> WHAT IS EXPECTED: What you return should match every record exactly, with the images removed.

(Saved entries)
* * *

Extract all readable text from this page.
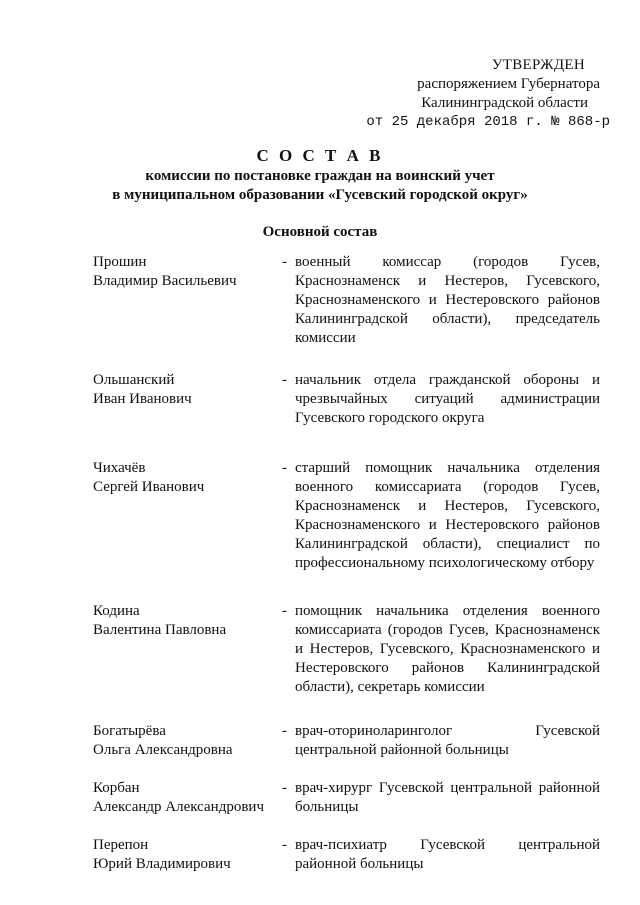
УТВЕРЖДЕН
распоряжением Губернатора
Калининградской области
от 25 декабря 2018 г. № 868-р
С О С Т А В
комиссии по постановке граждан на воинский учет
в муниципальном образовании «Гусевский городской округ»
Основной состав
Прошин
Владимир Васильевич
- военный комиссар (городов Гусев, Краснознаменск и Нестеров, Гусевского, Краснознаменского и Нестеровского районов Калининградской области), председатель комиссии
Ольшанский
Иван Иванович
- начальник отдела гражданской обороны и чрезвычайных ситуаций администрации Гусевского городского округа
Чихачёв
Сергей Иванович
- старший помощник начальника отделения военного комиссариата (городов Гусев, Краснознаменск и Нестеров, Гусевского, Краснознаменского и Нестеровского районов Калининградской области), специалист по профессиональному психологическому отбору
Кодина
Валентина Павловна
- помощник начальника отделения военного комиссариата (городов Гусев, Краснознаменск и Нестеров, Гусевского, Краснознаменского и Нестеровского районов Калининградской области), секретарь комиссии
Богатырёва
Ольга Александровна
- врач-оториноларинголог Гусевской центральной районной больницы
Корбан
Александр Александрович
- врач-хирург Гусевской центральной районной больницы
Перепон
Юрий Владимирович
- врач-психиатр Гусевской центральной районной больницы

* * *

> FINAL ANSWER:
Extract all readable text from this page.
УТВЕРЖДЕН
распоряжением Губернатора
Калининградской области
от 25 декабря 2018 г. № 868-р
С О С Т А В
комиссии по постановке граждан на воинский учет
в муниципальном образовании «Гусевский городской округ»
Основной состав
Прошин
Владимир Васильевич
- военный комиссар (городов Гусев, Краснознаменск и Нестеров, Гусевского, Краснознаменского и Нестеровского районов Калининградской области), председатель комиссии
Ольшанский
Иван Иванович
- начальник отдела гражданской обороны и чрезвычайных ситуаций администрации Гусевского городского округа
Чихачёв
Сергей Иванович
- старший помощник начальника отделения военного комиссариата (городов Гусев, Краснознаменск и Нестеров, Гусевского, Краснознаменского и Нестеровского районов Калининградской области), специалист по профессиональному психологическому отбору
Кодина
Валентина Павловна
- помощник начальника отделения военного комиссариата (городов Гусев, Краснознаменск и Нестеров, Гусевского, Краснознаменского и Нестеровского районов Калининградской области), секретарь комиссии
Богатырёва
Ольга Александровна
- врач-оториноларинголог Гусевской центральной районной больницы
Корбан
Александр Александрович
- врач-хирург Гусевской центральной районной больницы
Перепон
Юрий Владимирович
- врач-психиатр Гусевской центральной районной больницы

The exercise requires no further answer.